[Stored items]
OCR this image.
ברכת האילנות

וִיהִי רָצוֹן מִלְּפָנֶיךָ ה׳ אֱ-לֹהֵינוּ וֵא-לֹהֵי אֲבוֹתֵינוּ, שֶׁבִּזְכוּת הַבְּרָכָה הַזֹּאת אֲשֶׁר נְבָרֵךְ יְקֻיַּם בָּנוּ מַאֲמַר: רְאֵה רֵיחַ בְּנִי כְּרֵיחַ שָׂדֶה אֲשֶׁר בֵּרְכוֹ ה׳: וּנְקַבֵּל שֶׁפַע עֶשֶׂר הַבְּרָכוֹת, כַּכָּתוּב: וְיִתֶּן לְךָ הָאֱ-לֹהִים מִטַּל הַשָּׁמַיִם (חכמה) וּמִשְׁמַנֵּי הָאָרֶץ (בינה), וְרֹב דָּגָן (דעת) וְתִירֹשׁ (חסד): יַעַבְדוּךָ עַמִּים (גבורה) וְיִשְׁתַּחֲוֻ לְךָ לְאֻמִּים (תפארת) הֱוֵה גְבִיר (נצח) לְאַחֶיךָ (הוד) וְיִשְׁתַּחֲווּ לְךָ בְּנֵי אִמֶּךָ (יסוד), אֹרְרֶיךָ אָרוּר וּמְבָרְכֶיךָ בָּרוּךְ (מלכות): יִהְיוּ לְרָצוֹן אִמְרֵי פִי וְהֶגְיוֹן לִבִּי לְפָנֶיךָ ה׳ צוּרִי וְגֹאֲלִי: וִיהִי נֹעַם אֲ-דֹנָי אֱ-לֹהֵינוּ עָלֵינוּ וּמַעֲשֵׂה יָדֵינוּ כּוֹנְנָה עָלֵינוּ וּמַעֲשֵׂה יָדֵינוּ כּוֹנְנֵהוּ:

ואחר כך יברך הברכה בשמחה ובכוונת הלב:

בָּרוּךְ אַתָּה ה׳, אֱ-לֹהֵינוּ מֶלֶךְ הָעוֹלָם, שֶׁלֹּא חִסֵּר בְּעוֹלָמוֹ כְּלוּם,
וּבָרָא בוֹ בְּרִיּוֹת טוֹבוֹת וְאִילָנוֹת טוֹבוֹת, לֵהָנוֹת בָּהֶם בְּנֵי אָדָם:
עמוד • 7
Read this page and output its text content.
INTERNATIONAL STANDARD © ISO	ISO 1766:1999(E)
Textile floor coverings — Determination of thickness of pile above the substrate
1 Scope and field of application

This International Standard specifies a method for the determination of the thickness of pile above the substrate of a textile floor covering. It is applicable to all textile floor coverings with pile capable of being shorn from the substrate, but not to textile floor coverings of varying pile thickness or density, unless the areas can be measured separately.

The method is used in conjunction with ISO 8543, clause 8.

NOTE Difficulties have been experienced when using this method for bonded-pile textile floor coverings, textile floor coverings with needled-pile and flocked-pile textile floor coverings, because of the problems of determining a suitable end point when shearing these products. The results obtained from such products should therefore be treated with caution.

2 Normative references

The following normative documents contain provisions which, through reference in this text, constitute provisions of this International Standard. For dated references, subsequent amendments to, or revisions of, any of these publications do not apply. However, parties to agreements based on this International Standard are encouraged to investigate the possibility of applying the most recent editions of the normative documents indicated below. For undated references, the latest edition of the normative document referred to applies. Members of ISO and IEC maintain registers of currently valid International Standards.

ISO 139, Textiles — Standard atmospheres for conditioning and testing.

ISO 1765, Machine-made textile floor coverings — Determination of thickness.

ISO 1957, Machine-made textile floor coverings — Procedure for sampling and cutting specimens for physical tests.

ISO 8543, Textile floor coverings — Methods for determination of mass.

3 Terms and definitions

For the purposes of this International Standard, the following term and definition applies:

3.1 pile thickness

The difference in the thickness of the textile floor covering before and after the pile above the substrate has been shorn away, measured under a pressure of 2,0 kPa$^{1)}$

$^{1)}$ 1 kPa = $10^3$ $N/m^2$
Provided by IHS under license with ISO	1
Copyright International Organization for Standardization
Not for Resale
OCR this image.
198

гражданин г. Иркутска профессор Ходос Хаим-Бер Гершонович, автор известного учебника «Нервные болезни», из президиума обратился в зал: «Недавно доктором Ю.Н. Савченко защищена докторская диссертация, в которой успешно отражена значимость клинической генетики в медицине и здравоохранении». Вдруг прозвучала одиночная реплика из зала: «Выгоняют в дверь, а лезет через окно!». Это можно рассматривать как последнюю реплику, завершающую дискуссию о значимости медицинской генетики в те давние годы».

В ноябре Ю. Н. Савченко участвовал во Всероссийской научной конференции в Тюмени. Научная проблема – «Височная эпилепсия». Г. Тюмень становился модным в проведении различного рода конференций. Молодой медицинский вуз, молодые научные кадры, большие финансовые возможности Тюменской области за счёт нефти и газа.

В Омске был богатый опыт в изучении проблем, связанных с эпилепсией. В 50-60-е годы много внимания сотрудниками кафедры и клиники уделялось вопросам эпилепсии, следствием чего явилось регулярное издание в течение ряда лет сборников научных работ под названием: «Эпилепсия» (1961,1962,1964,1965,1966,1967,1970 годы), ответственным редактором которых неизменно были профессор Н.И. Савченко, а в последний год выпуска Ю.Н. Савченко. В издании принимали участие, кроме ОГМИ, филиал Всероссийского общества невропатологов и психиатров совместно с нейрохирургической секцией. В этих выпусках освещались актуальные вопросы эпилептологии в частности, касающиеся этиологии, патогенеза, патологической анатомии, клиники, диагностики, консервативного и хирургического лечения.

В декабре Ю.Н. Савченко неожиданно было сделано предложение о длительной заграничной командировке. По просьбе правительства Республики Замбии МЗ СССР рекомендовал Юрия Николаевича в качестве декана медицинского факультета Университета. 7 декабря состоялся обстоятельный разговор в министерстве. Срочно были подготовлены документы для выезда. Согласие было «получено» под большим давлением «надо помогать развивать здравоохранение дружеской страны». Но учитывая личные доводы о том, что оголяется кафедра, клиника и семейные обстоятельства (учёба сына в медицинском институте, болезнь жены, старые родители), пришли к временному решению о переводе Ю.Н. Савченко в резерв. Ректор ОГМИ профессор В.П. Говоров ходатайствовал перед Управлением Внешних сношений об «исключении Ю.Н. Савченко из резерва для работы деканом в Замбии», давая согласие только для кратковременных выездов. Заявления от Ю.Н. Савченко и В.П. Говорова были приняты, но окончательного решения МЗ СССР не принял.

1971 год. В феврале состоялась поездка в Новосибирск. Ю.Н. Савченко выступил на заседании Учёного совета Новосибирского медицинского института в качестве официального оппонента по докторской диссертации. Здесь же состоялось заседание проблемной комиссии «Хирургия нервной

Short problem ->
Take the lines above and retype all of them exactly.

Exercise result ->
OCR this image.
ברכת האילנות

וִיהִי רָצוֹן מִלְּפָנֶיךָ ה׳ אֱ-לֹהֵינוּ וֵא-לֹהֵי אֲבוֹתֵינוּ, שֶׁבִּזְכוּת הַבְּרָכָה הַזֹּאת אֲשֶׁר נְבָרֵךְ יְקֻיַּם בָּנוּ מַאֲמַר: רְאֵה רֵיחַ בְּנִי כְּרֵיחַ שָׂדֶה אֲשֶׁר בֵּרְכוֹ ה׳: וּנְקַבֵּל שֶׁפַע עֶשֶׂר הַבְּרָכוֹת, כַּכָּתוּב: וְיִתֶּן לְךָ הָאֱ-לֹהִים מִטַּל הַשָּׁמַיִם (חכמה) וּמִשְׁמַנֵּי הָאָרֶץ (בינה), וְרֹב דָּגָן (דעת) וְתִירֹשׁ (חסד): יַעַבְדוּךָ עַמִּים (גבורה) וְיִשְׁתַּחֲוֻ לְךָ לְאֻמִּים (תפארת) הֱוֵה גְבִיר (נצח) לְאַחֶיךָ (הוד) וְיִשְׁתַּחֲווּ לְךָ בְּנֵי אִמֶּךָ (יסוד), אֹרְרֶיךָ אָרוּר וּמְבָרְכֶיךָ בָּרוּךְ (מלכות): יִהְיוּ לְרָצוֹן אִמְרֵי פִי וְהֶגְיוֹן לִבִּי לְפָנֶיךָ ה׳ צוּרִי וְגֹאֲלִי: וִיהִי נֹעַם אֲ-דֹנָי אֱ-לֹהֵינוּ עָלֵינוּ וּמַעֲשֵׂה יָדֵינוּ כּוֹנְנָה עָלֵינוּ וּמַעֲשֵׂה יָדֵינוּ כּוֹנְנֵהוּ:

ואחר כך יברך הברכה בשמחה ובכוונת הלב:

בָּרוּךְ אַתָּה ה׳, אֱ-לֹהֵינוּ מֶלֶךְ הָעוֹלָם, שֶׁלֹּא חִסֵּר בְּעוֹלָמוֹ כְּלוּם,
וּבָרָא בוֹ בְּרִיּוֹת טוֹבוֹת וְאִילָנוֹת טוֹבוֹת, לֵהָנוֹת בָּהֶם בְּנֵי אָדָם:
עמוד • 7
Read this page and output its text content.
INTERNATIONAL STANDARD © ISO	ISO 1766:1999(E)
Textile floor coverings — Determination of thickness of pile above the substrate
1 Scope and field of application

This International Standard specifies a method for the determination of the thickness of pile above the substrate of a textile floor covering. It is applicable to all textile floor coverings with pile capable of being shorn from the substrate, but not to textile floor coverings of varying pile thickness or density, unless the areas can be measured separately.

The method is used in conjunction with ISO 8543, clause 8.

NOTE Difficulties have been experienced when using this method for bonded-pile textile floor coverings, textile floor coverings with needled-pile and flocked-pile textile floor coverings, because of the problems of determining a suitable end point when shearing these products. The results obtained from such products should therefore be treated with caution.

2 Normative references

The following normative documents contain provisions which, through reference in this text, constitute provisions of this International Standard. For dated references, subsequent amendments to, or revisions of, any of these publications do not apply. However, parties to agreements based on this International Standard are encouraged to investigate the possibility of applying the most recent editions of the normative documents indicated below. For undated references, the latest edition of the normative document referred to applies. Members of ISO and IEC maintain registers of currently valid International Standards.

ISO 139, Textiles — Standard atmospheres for conditioning and testing.

ISO 1765, Machine-made textile floor coverings — Determination of thickness.

ISO 1957, Machine-made textile floor coverings — Procedure for sampling and cutting specimens for physical tests.

ISO 8543, Textile floor coverings — Methods for determination of mass.

3 Terms and definitions

For the purposes of this International Standard, the following term and definition applies:

3.1 pile thickness

The difference in the thickness of the textile floor covering before and after the pile above the substrate has been shorn away, measured under a pressure of 2,0 kPa$^{1)}$

$^{1)}$ 1 kPa = $10^3$ $N/m^2$
Provided by IHS under license with ISO	1
Copyright International Organization for Standardization
Not for Resale
OCR this image.
198

гражданин г. Иркутска профессор Ходос Хаим-Бер Гершонович, автор известного учебника «Нервные болезни», из президиума обратился в зал: «Недавно доктором Ю.Н. Савченко защищена докторская диссертация, в которой успешно отражена значимость клинической генетики в медицине и здравоохранении». Вдруг прозвучала одиночная реплика из зала: «Выгоняют в дверь, а лезет через окно!». Это можно рассматривать как последнюю реплику, завершающую дискуссию о значимости медицинской генетики в те давние годы».

В ноябре Ю. Н. Савченко участвовал во Всероссийской научной конференции в Тюмени. Научная проблема – «Височная эпилепсия». Г. Тюмень становился модным в проведении различного рода конференций. Молодой медицинский вуз, молодые научные кадры, большие финансовые возможности Тюменской области за счёт нефти и газа.

В Омске был богатый опыт в изучении проблем, связанных с эпилепсией. В 50-60-е годы много внимания сотрудниками кафедры и клиники уделялось вопросам эпилепсии, следствием чего явилось регулярное издание в течение ряда лет сборников научных работ под названием: «Эпилепсия» (1961,1962,1964,1965,1966,1967,1970 годы), ответственным редактором которых неизменно были профессор Н.И. Савченко, а в последний год выпуска Ю.Н. Савченко. В издании принимали участие, кроме ОГМИ, филиал Всероссийского общества невропатологов и психиатров совместно с нейрохирургической секцией. В этих выпусках освещались актуальные вопросы эпилептологии в частности, касающиеся этиологии, патогенеза, патологической анатомии, клиники, диагностики, консервативного и хирургического лечения.

В декабре Ю.Н. Савченко неожиданно было сделано предложение о длительной заграничной командировке. По просьбе правительства Республики Замбии МЗ СССР рекомендовал Юрия Николаевича в качестве декана медицинского факультета Университета. 7 декабря состоялся обстоятельный разговор в министерстве. Срочно были подготовлены документы для выезда. Согласие было «получено» под большим давлением «надо помогать развивать здравоохранение дружеской страны». Но учитывая личные доводы о том, что оголяется кафедра, клиника и семейные обстоятельства (учёба сына в медицинском институте, болезнь жены, старые родители), пришли к временному решению о переводе Ю.Н. Савченко в резерв. Ректор ОГМИ профессор В.П. Говоров ходатайствовал перед Управлением Внешних сношений об «исключении Ю.Н. Савченко из резерва для работы деканом в Замбии», давая согласие только для кратковременных выездов. Заявления от Ю.Н. Савченко и В.П. Говорова были приняты, но окончательного решения МЗ СССР не принял.

1971 год. В феврале состоялась поездка в Новосибирск. Ю.Н. Савченко выступил на заседании Учёного совета Новосибирского медицинского института в качестве официального оппонента по докторской диссертации. Здесь же состоялось заседание проблемной комиссии «Хирургия нервной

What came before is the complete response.